What is being asked:
Keep only those lines of the records that include the string "name".

(begin)

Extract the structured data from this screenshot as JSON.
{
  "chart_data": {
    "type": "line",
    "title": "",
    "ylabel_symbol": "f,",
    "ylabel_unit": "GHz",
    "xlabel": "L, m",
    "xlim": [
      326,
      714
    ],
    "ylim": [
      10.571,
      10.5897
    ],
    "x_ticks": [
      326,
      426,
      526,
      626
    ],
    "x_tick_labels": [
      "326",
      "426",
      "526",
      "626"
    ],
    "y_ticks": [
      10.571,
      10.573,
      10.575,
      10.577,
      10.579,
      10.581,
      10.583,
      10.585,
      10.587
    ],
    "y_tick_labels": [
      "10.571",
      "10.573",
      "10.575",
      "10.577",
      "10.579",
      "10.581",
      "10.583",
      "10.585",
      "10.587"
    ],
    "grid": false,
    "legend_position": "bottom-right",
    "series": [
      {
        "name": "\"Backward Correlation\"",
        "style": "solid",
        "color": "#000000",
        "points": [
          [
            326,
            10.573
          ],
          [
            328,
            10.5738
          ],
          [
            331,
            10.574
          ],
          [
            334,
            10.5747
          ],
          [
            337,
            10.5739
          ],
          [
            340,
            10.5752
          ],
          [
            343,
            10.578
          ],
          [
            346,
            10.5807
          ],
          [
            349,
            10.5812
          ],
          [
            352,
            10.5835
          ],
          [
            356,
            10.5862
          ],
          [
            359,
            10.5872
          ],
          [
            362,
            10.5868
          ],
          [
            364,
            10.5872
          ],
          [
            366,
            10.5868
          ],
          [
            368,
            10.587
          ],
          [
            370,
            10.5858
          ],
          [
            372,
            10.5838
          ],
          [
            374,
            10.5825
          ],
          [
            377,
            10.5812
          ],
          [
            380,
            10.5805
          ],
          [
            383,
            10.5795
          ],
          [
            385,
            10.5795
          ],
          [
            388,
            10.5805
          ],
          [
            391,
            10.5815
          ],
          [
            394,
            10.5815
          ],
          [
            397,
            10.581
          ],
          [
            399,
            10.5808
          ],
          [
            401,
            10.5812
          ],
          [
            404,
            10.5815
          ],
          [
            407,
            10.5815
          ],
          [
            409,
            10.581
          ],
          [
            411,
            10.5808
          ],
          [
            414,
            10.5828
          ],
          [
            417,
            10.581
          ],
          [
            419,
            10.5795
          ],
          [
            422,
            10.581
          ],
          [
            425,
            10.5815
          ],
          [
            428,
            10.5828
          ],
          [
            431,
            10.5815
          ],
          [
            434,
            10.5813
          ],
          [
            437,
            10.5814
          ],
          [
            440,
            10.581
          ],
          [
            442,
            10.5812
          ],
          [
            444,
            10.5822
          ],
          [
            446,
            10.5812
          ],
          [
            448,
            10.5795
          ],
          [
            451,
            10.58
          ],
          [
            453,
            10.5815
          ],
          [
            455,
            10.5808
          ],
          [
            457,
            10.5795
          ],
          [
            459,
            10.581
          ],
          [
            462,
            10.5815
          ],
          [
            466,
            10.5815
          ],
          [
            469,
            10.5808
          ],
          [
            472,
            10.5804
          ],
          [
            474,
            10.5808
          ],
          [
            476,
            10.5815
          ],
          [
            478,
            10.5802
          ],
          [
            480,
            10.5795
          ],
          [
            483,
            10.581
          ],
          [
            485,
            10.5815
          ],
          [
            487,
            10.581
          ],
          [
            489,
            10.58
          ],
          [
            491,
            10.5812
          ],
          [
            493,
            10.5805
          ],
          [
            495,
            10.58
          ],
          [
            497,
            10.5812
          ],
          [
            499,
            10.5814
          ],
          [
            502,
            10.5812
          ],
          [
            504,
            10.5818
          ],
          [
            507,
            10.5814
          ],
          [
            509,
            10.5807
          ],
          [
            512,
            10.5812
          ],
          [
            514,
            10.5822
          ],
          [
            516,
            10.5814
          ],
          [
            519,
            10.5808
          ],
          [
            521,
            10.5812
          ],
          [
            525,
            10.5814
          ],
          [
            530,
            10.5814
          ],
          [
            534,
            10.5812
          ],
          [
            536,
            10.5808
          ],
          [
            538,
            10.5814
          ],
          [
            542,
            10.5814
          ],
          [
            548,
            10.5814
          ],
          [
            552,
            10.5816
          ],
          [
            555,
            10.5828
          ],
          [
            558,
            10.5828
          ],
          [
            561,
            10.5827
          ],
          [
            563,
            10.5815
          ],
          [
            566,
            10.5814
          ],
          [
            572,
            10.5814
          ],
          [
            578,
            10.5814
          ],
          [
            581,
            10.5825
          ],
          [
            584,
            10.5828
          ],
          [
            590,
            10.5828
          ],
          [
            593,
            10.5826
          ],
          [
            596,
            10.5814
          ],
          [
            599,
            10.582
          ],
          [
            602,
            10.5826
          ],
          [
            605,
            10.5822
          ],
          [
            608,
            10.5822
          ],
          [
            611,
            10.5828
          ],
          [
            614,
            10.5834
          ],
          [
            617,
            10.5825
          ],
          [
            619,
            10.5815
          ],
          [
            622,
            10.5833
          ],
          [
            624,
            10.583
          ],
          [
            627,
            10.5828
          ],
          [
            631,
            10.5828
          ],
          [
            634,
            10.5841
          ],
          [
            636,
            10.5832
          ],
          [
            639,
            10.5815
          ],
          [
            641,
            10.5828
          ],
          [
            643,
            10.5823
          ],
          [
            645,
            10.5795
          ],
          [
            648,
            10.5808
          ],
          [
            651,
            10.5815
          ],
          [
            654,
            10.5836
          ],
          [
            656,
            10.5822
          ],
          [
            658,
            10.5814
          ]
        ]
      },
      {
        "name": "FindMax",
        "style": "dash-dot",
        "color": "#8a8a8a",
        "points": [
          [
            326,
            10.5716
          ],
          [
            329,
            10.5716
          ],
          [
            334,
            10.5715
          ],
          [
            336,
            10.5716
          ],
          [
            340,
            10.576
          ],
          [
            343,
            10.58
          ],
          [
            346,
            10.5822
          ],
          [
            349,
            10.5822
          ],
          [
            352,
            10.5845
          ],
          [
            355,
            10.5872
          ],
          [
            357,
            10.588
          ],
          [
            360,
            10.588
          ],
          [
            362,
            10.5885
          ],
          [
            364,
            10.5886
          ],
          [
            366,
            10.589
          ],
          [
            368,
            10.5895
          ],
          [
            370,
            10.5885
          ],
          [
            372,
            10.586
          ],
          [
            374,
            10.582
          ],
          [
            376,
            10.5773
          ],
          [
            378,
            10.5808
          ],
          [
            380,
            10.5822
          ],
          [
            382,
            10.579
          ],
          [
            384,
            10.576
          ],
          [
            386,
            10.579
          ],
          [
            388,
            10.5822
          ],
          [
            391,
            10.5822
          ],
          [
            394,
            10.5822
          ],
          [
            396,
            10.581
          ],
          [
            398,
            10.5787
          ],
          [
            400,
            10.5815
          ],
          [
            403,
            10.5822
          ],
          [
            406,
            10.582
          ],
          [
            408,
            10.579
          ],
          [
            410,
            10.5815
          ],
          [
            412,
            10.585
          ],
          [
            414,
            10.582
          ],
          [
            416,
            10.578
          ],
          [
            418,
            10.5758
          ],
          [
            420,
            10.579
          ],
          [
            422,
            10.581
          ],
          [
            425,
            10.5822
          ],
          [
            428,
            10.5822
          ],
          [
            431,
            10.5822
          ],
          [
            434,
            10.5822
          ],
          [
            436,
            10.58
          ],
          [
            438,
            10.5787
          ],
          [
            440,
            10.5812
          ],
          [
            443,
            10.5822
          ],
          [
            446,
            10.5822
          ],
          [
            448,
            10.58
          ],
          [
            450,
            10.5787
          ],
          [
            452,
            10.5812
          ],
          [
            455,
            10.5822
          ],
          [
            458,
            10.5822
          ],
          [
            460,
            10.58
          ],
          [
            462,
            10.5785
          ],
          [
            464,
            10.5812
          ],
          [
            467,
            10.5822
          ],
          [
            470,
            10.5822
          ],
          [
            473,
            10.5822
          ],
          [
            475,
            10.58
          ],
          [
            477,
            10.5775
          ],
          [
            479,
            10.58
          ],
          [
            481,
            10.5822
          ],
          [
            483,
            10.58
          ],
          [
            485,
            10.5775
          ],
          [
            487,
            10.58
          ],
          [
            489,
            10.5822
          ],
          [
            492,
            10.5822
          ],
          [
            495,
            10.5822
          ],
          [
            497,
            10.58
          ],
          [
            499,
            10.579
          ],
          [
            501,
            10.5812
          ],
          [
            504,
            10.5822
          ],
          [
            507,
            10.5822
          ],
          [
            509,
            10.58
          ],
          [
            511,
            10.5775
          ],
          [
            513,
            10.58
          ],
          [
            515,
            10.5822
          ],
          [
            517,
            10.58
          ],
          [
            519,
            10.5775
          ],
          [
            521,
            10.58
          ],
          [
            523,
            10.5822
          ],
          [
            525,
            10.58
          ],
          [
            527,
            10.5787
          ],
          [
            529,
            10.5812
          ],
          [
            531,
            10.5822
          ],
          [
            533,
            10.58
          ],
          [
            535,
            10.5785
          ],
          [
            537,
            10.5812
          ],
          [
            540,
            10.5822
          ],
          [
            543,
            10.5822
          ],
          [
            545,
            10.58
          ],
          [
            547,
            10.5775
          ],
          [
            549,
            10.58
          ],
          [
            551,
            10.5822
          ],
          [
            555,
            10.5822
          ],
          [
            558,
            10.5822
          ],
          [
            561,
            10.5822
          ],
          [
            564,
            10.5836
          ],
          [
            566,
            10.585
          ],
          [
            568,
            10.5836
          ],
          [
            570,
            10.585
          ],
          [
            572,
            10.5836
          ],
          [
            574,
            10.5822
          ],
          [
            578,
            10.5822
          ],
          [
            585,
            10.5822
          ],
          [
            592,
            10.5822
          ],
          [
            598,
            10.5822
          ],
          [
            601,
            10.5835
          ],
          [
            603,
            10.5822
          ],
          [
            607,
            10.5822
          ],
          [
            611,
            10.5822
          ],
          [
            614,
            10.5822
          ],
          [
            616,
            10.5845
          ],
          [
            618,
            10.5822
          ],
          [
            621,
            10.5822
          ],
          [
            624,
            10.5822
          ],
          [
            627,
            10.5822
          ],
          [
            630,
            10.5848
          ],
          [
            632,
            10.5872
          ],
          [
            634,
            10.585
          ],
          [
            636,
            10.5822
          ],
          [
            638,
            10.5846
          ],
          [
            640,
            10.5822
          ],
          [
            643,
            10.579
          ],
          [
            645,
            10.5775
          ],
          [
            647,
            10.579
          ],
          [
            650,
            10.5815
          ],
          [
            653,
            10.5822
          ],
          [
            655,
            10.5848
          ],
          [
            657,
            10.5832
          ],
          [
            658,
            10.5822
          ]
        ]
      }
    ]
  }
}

(end)

Result for this exercise:
        "name": "\"Backward Correlation\"",
        "name": "FindMax",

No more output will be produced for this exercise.